Return each line of the data below exactly, omitting any pictures.
Records supplied below:
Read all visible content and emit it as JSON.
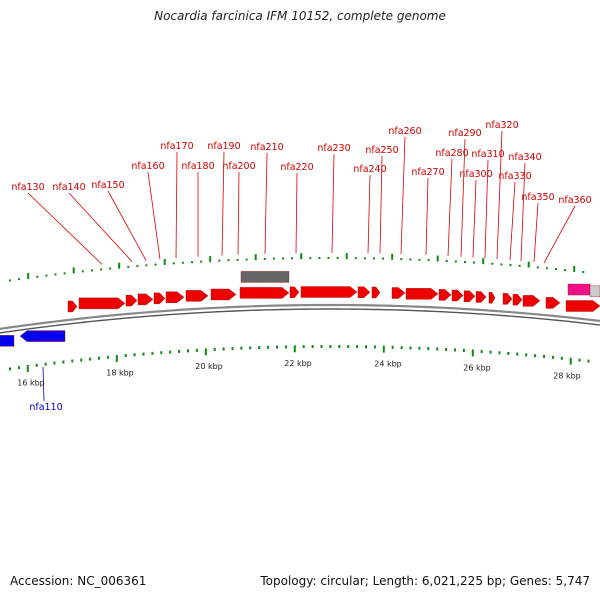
{
  "title": "Nocardia farcinica IFM 10152, complete genome",
  "accession": "Accession: NC_006361",
  "topology": "Topology: circular; Length: 6,021,225 bp; Genes: 5,747",
  "colors": {
    "forward_gene": "#ee0000",
    "reverse_gene": "#0000ee",
    "pseudo_gene": "#666666",
    "rna_gene": "#ee1188",
    "tick": "#118811",
    "backbone": "#888888"
  },
  "scale_labels": [
    "16 kbp",
    "18 kbp",
    "20 kbp",
    "22 kbp",
    "24 kbp",
    "26 kbp",
    "28 kbp"
  ],
  "forward_labels": [
    "nfa130",
    "nfa140",
    "nfa150",
    "nfa160",
    "nfa170",
    "nfa180",
    "nfa190",
    "nfa200",
    "nfa210",
    "nfa220",
    "nfa230",
    "nfa240",
    "nfa250",
    "nfa260",
    "nfa270",
    "nfa280",
    "nfa290",
    "nfa300",
    "nfa310",
    "nfa320",
    "nfa330",
    "nfa340",
    "nfa350",
    "nfa360"
  ],
  "reverse_labels": [
    "nfa110"
  ]
}
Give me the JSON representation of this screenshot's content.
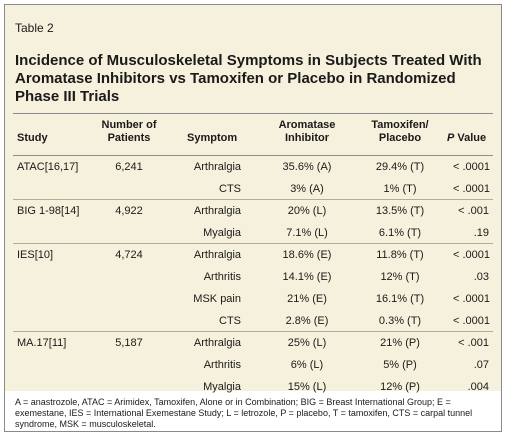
{
  "table_label": "Table 2",
  "title": "Incidence of Musculoskeletal Symptoms in Subjects Treated With Aromatase Inhibitors vs Tamoxifen or Placebo in Randomized Phase III Trials",
  "headers": {
    "study": "Study",
    "patients_line1": "Number of",
    "patients_line2": "Patients",
    "symptom": "Symptom",
    "ai_line1": "Aromatase",
    "ai_line2": "Inhibitor",
    "tam_line1": "Tamoxifen/",
    "tam_line2": "Placebo",
    "p_italic": "P",
    "p_rest": "Value"
  },
  "rows": [
    {
      "study": "ATAC[16,17]",
      "patients": "6,241",
      "symptom": "Arthralgia",
      "ai": "35.6% (A)",
      "tam": "29.4% (T)",
      "p": "< .0001"
    },
    {
      "study": "",
      "patients": "",
      "symptom": "CTS",
      "ai": "3% (A)",
      "tam": "1% (T)",
      "p": "< .0001"
    },
    {
      "study": "BIG 1-98[14]",
      "patients": "4,922",
      "symptom": "Arthralgia",
      "ai": "20% (L)",
      "tam": "13.5% (T)",
      "p": "< .001"
    },
    {
      "study": "",
      "patients": "",
      "symptom": "Myalgia",
      "ai": "7.1% (L)",
      "tam": "6.1% (T)",
      "p": ".19"
    },
    {
      "study": "IES[10]",
      "patients": "4,724",
      "symptom": "Arthralgia",
      "ai": "18.6% (E)",
      "tam": "11.8% (T)",
      "p": "< .0001"
    },
    {
      "study": "",
      "patients": "",
      "symptom": "Arthritis",
      "ai": "14.1% (E)",
      "tam": "12% (T)",
      "p": ".03"
    },
    {
      "study": "",
      "patients": "",
      "symptom": "MSK pain",
      "ai": "21% (E)",
      "tam": "16.1% (T)",
      "p": "< .0001"
    },
    {
      "study": "",
      "patients": "",
      "symptom": "CTS",
      "ai": "2.8% (E)",
      "tam": "0.3% (T)",
      "p": "< .0001"
    },
    {
      "study": "MA.17[11]",
      "patients": "5,187",
      "symptom": "Arthralgia",
      "ai": "25% (L)",
      "tam": "21% (P)",
      "p": "< .001"
    },
    {
      "study": "",
      "patients": "",
      "symptom": "Arthritis",
      "ai": "6% (L)",
      "tam": "5% (P)",
      "p": ".07"
    },
    {
      "study": "",
      "patients": "",
      "symptom": "Myalgia",
      "ai": "15% (L)",
      "tam": "12% (P)",
      "p": ".004"
    }
  ],
  "group_separators_after_row": [
    1,
    3,
    7
  ],
  "footnote": "A = anastrozole, ATAC = Arimidex, Tamoxifen, Alone or in Combination; BIG = Breast International Group; E = exemestane, IES = International Exemestane Study; L = letrozole, P = placebo, T = tamoxifen, CTS = carpal tunnel syndrome, MSK = musculoskeletal.",
  "colors": {
    "panel_background": "#f6f1dc",
    "border": "#8a8a8a"
  }
}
End of Records supplied.
Output:
Read all visible content and emit it as JSON.
{
  "title": "Nocardia farcinica IFM 10152, complete genome",
  "accession": "Accession: NC_006361",
  "topology": "Topology: circular; Length: 6,021,225 bp; Genes: 5,747",
  "colors": {
    "forward_gene": "#ee0000",
    "reverse_gene": "#0000ee",
    "pseudo_gene": "#666666",
    "rna_gene": "#ee1188",
    "tick": "#118811",
    "backbone": "#888888"
  },
  "scale_labels": [
    "16 kbp",
    "18 kbp",
    "20 kbp",
    "22 kbp",
    "24 kbp",
    "26 kbp",
    "28 kbp"
  ],
  "forward_labels": [
    "nfa130",
    "nfa140",
    "nfa150",
    "nfa160",
    "nfa170",
    "nfa180",
    "nfa190",
    "nfa200",
    "nfa210",
    "nfa220",
    "nfa230",
    "nfa240",
    "nfa250",
    "nfa260",
    "nfa270",
    "nfa280",
    "nfa290",
    "nfa300",
    "nfa310",
    "nfa320",
    "nfa330",
    "nfa340",
    "nfa350",
    "nfa360"
  ],
  "reverse_labels": [
    "nfa110"
  ]
}
Give me the JSON representation of this screenshot's content.
{
  "table_label": "Table 2",
  "title": "Incidence of Musculoskeletal Symptoms in Subjects Treated With Aromatase Inhibitors vs Tamoxifen or Placebo in Randomized Phase III Trials",
  "headers": {
    "study": "Study",
    "patients_line1": "Number of",
    "patients_line2": "Patients",
    "symptom": "Symptom",
    "ai_line1": "Aromatase",
    "ai_line2": "Inhibitor",
    "tam_line1": "Tamoxifen/",
    "tam_line2": "Placebo",
    "p_italic": "P",
    "p_rest": "Value"
  },
  "rows": [
    {
      "study": "ATAC[16,17]",
      "patients": "6,241",
      "symptom": "Arthralgia",
      "ai": "35.6% (A)",
      "tam": "29.4% (T)",
      "p": "< .0001"
    },
    {
      "study": "",
      "patients": "",
      "symptom": "CTS",
      "ai": "3% (A)",
      "tam": "1% (T)",
      "p": "< .0001"
    },
    {
      "study": "BIG 1-98[14]",
      "patients": "4,922",
      "symptom": "Arthralgia",
      "ai": "20% (L)",
      "tam": "13.5% (T)",
      "p": "< .001"
    },
    {
      "study": "",
      "patients": "",
      "symptom": "Myalgia",
      "ai": "7.1% (L)",
      "tam": "6.1% (T)",
      "p": ".19"
    },
    {
      "study": "IES[10]",
      "patients": "4,724",
      "symptom": "Arthralgia",
      "ai": "18.6% (E)",
      "tam": "11.8% (T)",
      "p": "< .0001"
    },
    {
      "study": "",
      "patients": "",
      "symptom": "Arthritis",
      "ai": "14.1% (E)",
      "tam": "12% (T)",
      "p": ".03"
    },
    {
      "study": "",
      "patients": "",
      "symptom": "MSK pain",
      "ai": "21% (E)",
      "tam": "16.1% (T)",
      "p": "< .0001"
    },
    {
      "study": "",
      "patients": "",
      "symptom": "CTS",
      "ai": "2.8% (E)",
      "tam": "0.3% (T)",
      "p": "< .0001"
    },
    {
      "study": "MA.17[11]",
      "patients": "5,187",
      "symptom": "Arthralgia",
      "ai": "25% (L)",
      "tam": "21% (P)",
      "p": "< .001"
    },
    {
      "study": "",
      "patients": "",
      "symptom": "Arthritis",
      "ai": "6% (L)",
      "tam": "5% (P)",
      "p": ".07"
    },
    {
      "study": "",
      "patients": "",
      "symptom": "Myalgia",
      "ai": "15% (L)",
      "tam": "12% (P)",
      "p": ".004"
    }
  ],
  "group_separators_after_row": [
    1,
    3,
    7
  ],
  "footnote": "A = anastrozole, ATAC = Arimidex, Tamoxifen, Alone or in Combination; BIG = Breast International Group; E = exemestane, IES = International Exemestane Study; L = letrozole, P = placebo, T = tamoxifen, CTS = carpal tunnel syndrome, MSK = musculoskeletal.",
  "colors": {
    "panel_background": "#f6f1dc",
    "border": "#8a8a8a"
  }
}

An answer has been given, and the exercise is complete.